Output every entry exactly as written.

— Start of Data lines —

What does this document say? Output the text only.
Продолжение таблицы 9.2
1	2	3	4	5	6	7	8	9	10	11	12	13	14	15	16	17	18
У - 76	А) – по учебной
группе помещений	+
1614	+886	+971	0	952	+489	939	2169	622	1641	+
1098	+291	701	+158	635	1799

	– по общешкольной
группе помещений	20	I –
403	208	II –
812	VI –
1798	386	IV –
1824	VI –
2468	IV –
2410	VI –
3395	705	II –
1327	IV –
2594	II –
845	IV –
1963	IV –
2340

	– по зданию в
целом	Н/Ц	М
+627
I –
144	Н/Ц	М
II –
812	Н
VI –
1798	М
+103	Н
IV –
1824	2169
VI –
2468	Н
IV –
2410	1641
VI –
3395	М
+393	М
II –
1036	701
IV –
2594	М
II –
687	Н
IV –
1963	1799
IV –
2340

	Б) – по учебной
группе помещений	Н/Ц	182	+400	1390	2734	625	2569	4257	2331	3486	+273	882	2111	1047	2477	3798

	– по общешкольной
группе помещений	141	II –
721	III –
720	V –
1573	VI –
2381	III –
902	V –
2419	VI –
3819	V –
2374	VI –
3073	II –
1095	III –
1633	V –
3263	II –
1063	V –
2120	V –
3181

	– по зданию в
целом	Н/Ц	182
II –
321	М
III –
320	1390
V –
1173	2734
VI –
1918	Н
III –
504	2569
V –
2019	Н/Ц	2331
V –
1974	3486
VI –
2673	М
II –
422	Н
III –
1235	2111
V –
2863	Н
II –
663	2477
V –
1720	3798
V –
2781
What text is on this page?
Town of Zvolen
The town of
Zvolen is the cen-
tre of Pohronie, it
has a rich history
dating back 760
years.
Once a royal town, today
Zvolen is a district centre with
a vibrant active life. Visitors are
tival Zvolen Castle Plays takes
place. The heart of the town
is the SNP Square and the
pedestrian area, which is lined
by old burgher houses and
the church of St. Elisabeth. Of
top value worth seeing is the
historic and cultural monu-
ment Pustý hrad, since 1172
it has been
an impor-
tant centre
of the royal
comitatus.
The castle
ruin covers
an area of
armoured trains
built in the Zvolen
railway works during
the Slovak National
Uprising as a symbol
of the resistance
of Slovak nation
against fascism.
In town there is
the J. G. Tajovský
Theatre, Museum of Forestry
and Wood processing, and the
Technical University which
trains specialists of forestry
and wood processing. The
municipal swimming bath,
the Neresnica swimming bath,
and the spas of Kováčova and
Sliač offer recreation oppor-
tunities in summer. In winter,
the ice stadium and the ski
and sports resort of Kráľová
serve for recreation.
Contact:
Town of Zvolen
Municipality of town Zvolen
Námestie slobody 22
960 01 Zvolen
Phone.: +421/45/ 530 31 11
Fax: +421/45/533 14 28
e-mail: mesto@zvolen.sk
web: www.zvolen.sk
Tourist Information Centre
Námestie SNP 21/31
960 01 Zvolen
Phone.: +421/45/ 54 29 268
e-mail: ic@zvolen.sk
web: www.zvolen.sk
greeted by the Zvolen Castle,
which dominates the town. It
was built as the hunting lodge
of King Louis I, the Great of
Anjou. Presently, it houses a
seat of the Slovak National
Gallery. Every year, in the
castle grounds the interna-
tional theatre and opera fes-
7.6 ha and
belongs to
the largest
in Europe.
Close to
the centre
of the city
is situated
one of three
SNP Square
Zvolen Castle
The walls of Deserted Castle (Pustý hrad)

— End of Data lines —

» Expected answer:
What does this document say? Output the text only.
Продолжение таблицы 9.2
1	2	3	4	5	6	7	8	9	10	11	12	13	14	15	16	17	18
У - 76	А) – по учебной
группе помещений	+
1614	+886	+971	0	952	+489	939	2169	622	1641	+
1098	+291	701	+158	635	1799

	– по общешкольной
группе помещений	20	I –
403	208	II –
812	VI –
1798	386	IV –
1824	VI –
2468	IV –
2410	VI –
3395	705	II –
1327	IV –
2594	II –
845	IV –
1963	IV –
2340

	– по зданию в
целом	Н/Ц	М
+627
I –
144	Н/Ц	М
II –
812	Н
VI –
1798	М
+103	Н
IV –
1824	2169
VI –
2468	Н
IV –
2410	1641
VI –
3395	М
+393	М
II –
1036	701
IV –
2594	М
II –
687	Н
IV –
1963	1799
IV –
2340

	Б) – по учебной
группе помещений	Н/Ц	182	+400	1390	2734	625	2569	4257	2331	3486	+273	882	2111	1047	2477	3798

	– по общешкольной
группе помещений	141	II –
721	III –
720	V –
1573	VI –
2381	III –
902	V –
2419	VI –
3819	V –
2374	VI –
3073	II –
1095	III –
1633	V –
3263	II –
1063	V –
2120	V –
3181

	– по зданию в
целом	Н/Ц	182
II –
321	М
III –
320	1390
V –
1173	2734
VI –
1918	Н
III –
504	2569
V –
2019	Н/Ц	2331
V –
1974	3486
VI –
2673	М
II –
422	Н
III –
1235	2111
V –
2863	Н
II –
663	2477
V –
1720	3798
V –
2781
What text is on this page?
Town of Zvolen
The town of
Zvolen is the cen-
tre of Pohronie, it
has a rich history
dating back 760
years.
Once a royal town, today
Zvolen is a district centre with
a vibrant active life. Visitors are
tival Zvolen Castle Plays takes
place. The heart of the town
is the SNP Square and the
pedestrian area, which is lined
by old burgher houses and
the church of St. Elisabeth. Of
top value worth seeing is the
historic and cultural monu-
ment Pustý hrad, since 1172
it has been
an impor-
tant centre
of the royal
comitatus.
The castle
ruin covers
an area of
armoured trains
built in the Zvolen
railway works during
the Slovak National
Uprising as a symbol
of the resistance
of Slovak nation
against fascism.
In town there is
the J. G. Tajovský
Theatre, Museum of Forestry
and Wood processing, and the
Technical University which
trains specialists of forestry
and wood processing. The
municipal swimming bath,
the Neresnica swimming bath,
and the spas of Kováčova and
Sliač offer recreation oppor-
tunities in summer. In winter,
the ice stadium and the ski
and sports resort of Kráľová
serve for recreation.
Contact:
Town of Zvolen
Municipality of town Zvolen
Námestie slobody 22
960 01 Zvolen
Phone.: +421/45/ 530 31 11
Fax: +421/45/533 14 28
e-mail: mesto@zvolen.sk
web: www.zvolen.sk
Tourist Information Centre
Námestie SNP 21/31
960 01 Zvolen
Phone.: +421/45/ 54 29 268
e-mail: ic@zvolen.sk
web: www.zvolen.sk
greeted by the Zvolen Castle,
which dominates the town. It
was built as the hunting lodge
of King Louis I, the Great of
Anjou. Presently, it houses a
seat of the Slovak National
Gallery. Every year, in the
castle grounds the interna-
tional theatre and opera fes-
7.6 ha and
belongs to
the largest
in Europe.
Close to
the centre
of the city
is situated
one of three
SNP Square
Zvolen Castle
The walls of Deserted Castle (Pustý hrad)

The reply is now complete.